Exercise description
All the data must come back unchanged, except that pictures are left out.

--------

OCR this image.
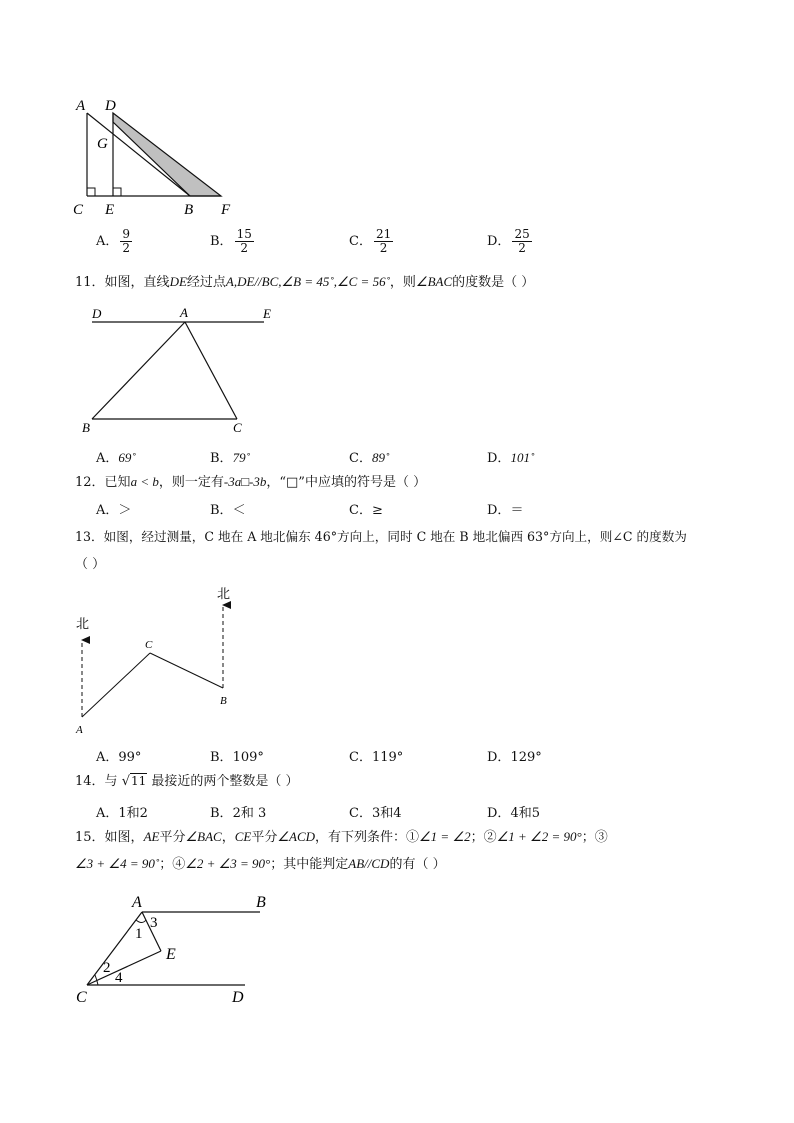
A D
G
C E	B F
A． $\frac{9}{2}$	B． $\frac{15}{2}$	C． $\frac{21}{2}$	D． $\frac{25}{2}$
11．如图，直线DE经过点A,DE//BC,∠B = 45˚,∠C = 56˚，则∠BAC的度数是（ ）
D	A	E
B	C
A．69˚	B．79˚	C．89˚	D．101˚
12．已知a < b，则一定有-3a□-3b，“□”中应填的符号是（ ）
A．＞	B．＜	C．≥	D．＝
13．如图，经过测量，C 地在 A 地北偏东 46°方向上，同时 C 地在 B 地北偏西 63°方向上，则∠C 的度数为
（ ）
北
北
A
B
C
A．99°	B．109°	C．119°	D．129°
14．与 √11 最接近的两个整数是（ ）
A．1和2	B．2和 3	C．3和4	D．4和5
15．如图，AE平分∠BAC，CE平分∠ACD，有下列条件：①∠1 = ∠2；②∠1 + ∠2 = 90°；③
∠3 + ∠4 = 90˚；④∠2 + ∠3 = 90°；其中能判定AB//CD的有（ ）
A	B
C	D
E
1
2
3
4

--------

Written solution
OCR this image.
A D
G
C E	B F
A． $\frac{9}{2}$	B． $\frac{15}{2}$	C． $\frac{21}{2}$	D． $\frac{25}{2}$
11．如图，直线DE经过点A,DE//BC,∠B = 45˚,∠C = 56˚，则∠BAC的度数是（ ）
D	A	E
B	C
A．69˚	B．79˚	C．89˚	D．101˚
12．已知a < b，则一定有-3a□-3b，“□”中应填的符号是（ ）
A．＞	B．＜	C．≥	D．＝
13．如图，经过测量，C 地在 A 地北偏东 46°方向上，同时 C 地在 B 地北偏西 63°方向上，则∠C 的度数为
（ ）
北
北
A
B
C
A．99°	B．109°	C．119°	D．129°
14．与 √11 最接近的两个整数是（ ）
A．1和2	B．2和 3	C．3和4	D．4和5
15．如图，AE平分∠BAC，CE平分∠ACD，有下列条件：①∠1 = ∠2；②∠1 + ∠2 = 90°；③
∠3 + ∠4 = 90˚；④∠2 + ∠3 = 90°；其中能判定AB//CD的有（ ）
A	B
C	D
E
1
2
3
4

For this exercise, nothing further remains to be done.